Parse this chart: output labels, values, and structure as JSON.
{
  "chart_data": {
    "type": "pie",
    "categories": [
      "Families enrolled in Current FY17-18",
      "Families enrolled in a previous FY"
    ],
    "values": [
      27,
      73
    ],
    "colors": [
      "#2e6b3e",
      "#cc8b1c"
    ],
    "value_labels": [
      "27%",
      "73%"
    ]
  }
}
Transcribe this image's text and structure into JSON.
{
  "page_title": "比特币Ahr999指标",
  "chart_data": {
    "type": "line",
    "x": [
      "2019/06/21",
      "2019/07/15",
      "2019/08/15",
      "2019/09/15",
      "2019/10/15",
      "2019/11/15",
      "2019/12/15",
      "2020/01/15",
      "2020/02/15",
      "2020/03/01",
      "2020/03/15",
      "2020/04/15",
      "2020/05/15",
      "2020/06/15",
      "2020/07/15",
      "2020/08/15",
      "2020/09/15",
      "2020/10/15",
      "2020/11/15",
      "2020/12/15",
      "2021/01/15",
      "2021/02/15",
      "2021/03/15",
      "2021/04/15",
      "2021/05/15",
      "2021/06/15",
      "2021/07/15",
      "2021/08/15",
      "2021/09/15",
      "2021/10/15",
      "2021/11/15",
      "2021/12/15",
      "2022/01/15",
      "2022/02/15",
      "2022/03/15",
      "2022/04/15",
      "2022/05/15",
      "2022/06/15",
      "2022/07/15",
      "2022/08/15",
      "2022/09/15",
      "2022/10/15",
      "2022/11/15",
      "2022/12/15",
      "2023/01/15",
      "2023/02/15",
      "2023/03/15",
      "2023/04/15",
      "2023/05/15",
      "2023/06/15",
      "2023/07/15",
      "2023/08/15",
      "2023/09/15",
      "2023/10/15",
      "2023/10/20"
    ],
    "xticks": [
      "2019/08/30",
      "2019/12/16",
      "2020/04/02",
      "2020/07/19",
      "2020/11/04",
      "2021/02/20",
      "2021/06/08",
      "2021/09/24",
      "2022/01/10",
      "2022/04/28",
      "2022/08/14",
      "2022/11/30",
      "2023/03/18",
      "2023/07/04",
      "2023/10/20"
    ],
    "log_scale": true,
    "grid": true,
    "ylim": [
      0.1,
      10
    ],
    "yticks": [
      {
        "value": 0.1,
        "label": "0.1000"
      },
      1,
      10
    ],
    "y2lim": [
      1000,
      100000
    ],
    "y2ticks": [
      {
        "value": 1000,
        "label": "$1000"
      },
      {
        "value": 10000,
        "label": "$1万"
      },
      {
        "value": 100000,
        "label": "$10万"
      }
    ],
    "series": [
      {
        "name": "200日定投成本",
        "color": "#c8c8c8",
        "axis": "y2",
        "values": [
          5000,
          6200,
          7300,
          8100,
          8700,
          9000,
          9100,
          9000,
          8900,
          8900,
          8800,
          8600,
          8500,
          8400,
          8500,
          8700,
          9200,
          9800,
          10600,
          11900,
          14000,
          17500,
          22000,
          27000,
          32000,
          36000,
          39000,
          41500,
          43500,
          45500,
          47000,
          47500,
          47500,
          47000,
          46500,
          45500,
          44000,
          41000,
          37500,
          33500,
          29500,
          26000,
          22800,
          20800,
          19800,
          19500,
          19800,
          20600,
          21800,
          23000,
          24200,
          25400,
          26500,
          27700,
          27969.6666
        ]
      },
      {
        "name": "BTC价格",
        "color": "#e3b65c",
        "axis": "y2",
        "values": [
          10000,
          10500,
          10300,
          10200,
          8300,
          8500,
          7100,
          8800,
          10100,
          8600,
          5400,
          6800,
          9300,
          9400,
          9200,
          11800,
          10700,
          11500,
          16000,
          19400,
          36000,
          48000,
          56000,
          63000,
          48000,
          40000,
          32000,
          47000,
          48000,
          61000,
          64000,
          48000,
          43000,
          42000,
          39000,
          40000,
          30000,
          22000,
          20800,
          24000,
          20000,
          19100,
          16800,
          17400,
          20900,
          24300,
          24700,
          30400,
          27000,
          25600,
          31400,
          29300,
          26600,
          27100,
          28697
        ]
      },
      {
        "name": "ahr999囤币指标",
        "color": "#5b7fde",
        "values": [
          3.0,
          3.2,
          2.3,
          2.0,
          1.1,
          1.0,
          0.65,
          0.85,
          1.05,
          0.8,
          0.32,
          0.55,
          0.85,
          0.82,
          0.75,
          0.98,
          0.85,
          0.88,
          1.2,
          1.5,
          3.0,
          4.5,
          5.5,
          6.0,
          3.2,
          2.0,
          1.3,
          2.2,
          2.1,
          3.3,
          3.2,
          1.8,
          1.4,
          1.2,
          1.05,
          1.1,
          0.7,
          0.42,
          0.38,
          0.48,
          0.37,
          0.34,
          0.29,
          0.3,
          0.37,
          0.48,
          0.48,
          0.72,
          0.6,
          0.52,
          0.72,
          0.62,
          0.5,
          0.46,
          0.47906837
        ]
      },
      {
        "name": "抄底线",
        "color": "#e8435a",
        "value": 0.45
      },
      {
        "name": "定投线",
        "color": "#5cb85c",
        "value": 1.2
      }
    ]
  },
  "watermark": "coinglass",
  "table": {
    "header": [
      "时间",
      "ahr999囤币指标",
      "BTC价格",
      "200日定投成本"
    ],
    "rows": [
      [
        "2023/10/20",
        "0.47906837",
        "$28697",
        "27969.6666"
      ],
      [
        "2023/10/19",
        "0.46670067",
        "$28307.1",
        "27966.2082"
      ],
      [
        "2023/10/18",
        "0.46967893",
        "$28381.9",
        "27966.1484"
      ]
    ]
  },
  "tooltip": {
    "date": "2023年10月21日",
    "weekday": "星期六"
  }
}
- - - -
What you should do: Quote all the records exactly, please, leaving none out.

Exercise answer:
Parse this chart: output labels, values, and structure as JSON.
{
  "chart_data": {
    "type": "pie",
    "categories": [
      "Families enrolled in Current FY17-18",
      "Families enrolled in a previous FY"
    ],
    "values": [
      27,
      73
    ],
    "colors": [
      "#2e6b3e",
      "#cc8b1c"
    ],
    "value_labels": [
      "27%",
      "73%"
    ]
  }
}
Transcribe this image's text and structure into JSON.
{
  "page_title": "比特币Ahr999指标",
  "chart_data": {
    "type": "line",
    "x": [
      "2019/06/21",
      "2019/07/15",
      "2019/08/15",
      "2019/09/15",
      "2019/10/15",
      "2019/11/15",
      "2019/12/15",
      "2020/01/15",
      "2020/02/15",
      "2020/03/01",
      "2020/03/15",
      "2020/04/15",
      "2020/05/15",
      "2020/06/15",
      "2020/07/15",
      "2020/08/15",
      "2020/09/15",
      "2020/10/15",
      "2020/11/15",
      "2020/12/15",
      "2021/01/15",
      "2021/02/15",
      "2021/03/15",
      "2021/04/15",
      "2021/05/15",
      "2021/06/15",
      "2021/07/15",
      "2021/08/15",
      "2021/09/15",
      "2021/10/15",
      "2021/11/15",
      "2021/12/15",
      "2022/01/15",
      "2022/02/15",
      "2022/03/15",
      "2022/04/15",
      "2022/05/15",
      "2022/06/15",
      "2022/07/15",
      "2022/08/15",
      "2022/09/15",
      "2022/10/15",
      "2022/11/15",
      "2022/12/15",
      "2023/01/15",
      "2023/02/15",
      "2023/03/15",
      "2023/04/15",
      "2023/05/15",
      "2023/06/15",
      "2023/07/15",
      "2023/08/15",
      "2023/09/15",
      "2023/10/15",
      "2023/10/20"
    ],
    "xticks": [
      "2019/08/30",
      "2019/12/16",
      "2020/04/02",
      "2020/07/19",
      "2020/11/04",
      "2021/02/20",
      "2021/06/08",
      "2021/09/24",
      "2022/01/10",
      "2022/04/28",
      "2022/08/14",
      "2022/11/30",
      "2023/03/18",
      "2023/07/04",
      "2023/10/20"
    ],
    "log_scale": true,
    "grid": true,
    "ylim": [
      0.1,
      10
    ],
    "yticks": [
      {
        "value": 0.1,
        "label": "0.1000"
      },
      1,
      10
    ],
    "y2lim": [
      1000,
      100000
    ],
    "y2ticks": [
      {
        "value": 1000,
        "label": "$1000"
      },
      {
        "value": 10000,
        "label": "$1万"
      },
      {
        "value": 100000,
        "label": "$10万"
      }
    ],
    "series": [
      {
        "name": "200日定投成本",
        "color": "#c8c8c8",
        "axis": "y2",
        "values": [
          5000,
          6200,
          7300,
          8100,
          8700,
          9000,
          9100,
          9000,
          8900,
          8900,
          8800,
          8600,
          8500,
          8400,
          8500,
          8700,
          9200,
          9800,
          10600,
          11900,
          14000,
          17500,
          22000,
          27000,
          32000,
          36000,
          39000,
          41500,
          43500,
          45500,
          47000,
          47500,
          47500,
          47000,
          46500,
          45500,
          44000,
          41000,
          37500,
          33500,
          29500,
          26000,
          22800,
          20800,
          19800,
          19500,
          19800,
          20600,
          21800,
          23000,
          24200,
          25400,
          26500,
          27700,
          27969.6666
        ]
      },
      {
        "name": "BTC价格",
        "color": "#e3b65c",
        "axis": "y2",
        "values": [
          10000,
          10500,
          10300,
          10200,
          8300,
          8500,
          7100,
          8800,
          10100,
          8600,
          5400,
          6800,
          9300,
          9400,
          9200,
          11800,
          10700,
          11500,
          16000,
          19400,
          36000,
          48000,
          56000,
          63000,
          48000,
          40000,
          32000,
          47000,
          48000,
          61000,
          64000,
          48000,
          43000,
          42000,
          39000,
          40000,
          30000,
          22000,
          20800,
          24000,
          20000,
          19100,
          16800,
          17400,
          20900,
          24300,
          24700,
          30400,
          27000,
          25600,
          31400,
          29300,
          26600,
          27100,
          28697
        ]
      },
      {
        "name": "ahr999囤币指标",
        "color": "#5b7fde",
        "values": [
          3.0,
          3.2,
          2.3,
          2.0,
          1.1,
          1.0,
          0.65,
          0.85,
          1.05,
          0.8,
          0.32,
          0.55,
          0.85,
          0.82,
          0.75,
          0.98,
          0.85,
          0.88,
          1.2,
          1.5,
          3.0,
          4.5,
          5.5,
          6.0,
          3.2,
          2.0,
          1.3,
          2.2,
          2.1,
          3.3,
          3.2,
          1.8,
          1.4,
          1.2,
          1.05,
          1.1,
          0.7,
          0.42,
          0.38,
          0.48,
          0.37,
          0.34,
          0.29,
          0.3,
          0.37,
          0.48,
          0.48,
          0.72,
          0.6,
          0.52,
          0.72,
          0.62,
          0.5,
          0.46,
          0.47906837
        ]
      },
      {
        "name": "抄底线",
        "color": "#e8435a",
        "value": 0.45
      },
      {
        "name": "定投线",
        "color": "#5cb85c",
        "value": 1.2
      }
    ]
  },
  "watermark": "coinglass",
  "table": {
    "header": [
      "时间",
      "ahr999囤币指标",
      "BTC价格",
      "200日定投成本"
    ],
    "rows": [
      [
        "2023/10/20",
        "0.47906837",
        "$28697",
        "27969.6666"
      ],
      [
        "2023/10/19",
        "0.46670067",
        "$28307.1",
        "27966.2082"
      ],
      [
        "2023/10/18",
        "0.46967893",
        "$28381.9",
        "27966.1484"
      ]
    ]
  },
  "tooltip": {
    "date": "2023年10月21日",
    "weekday": "星期六"
  }
}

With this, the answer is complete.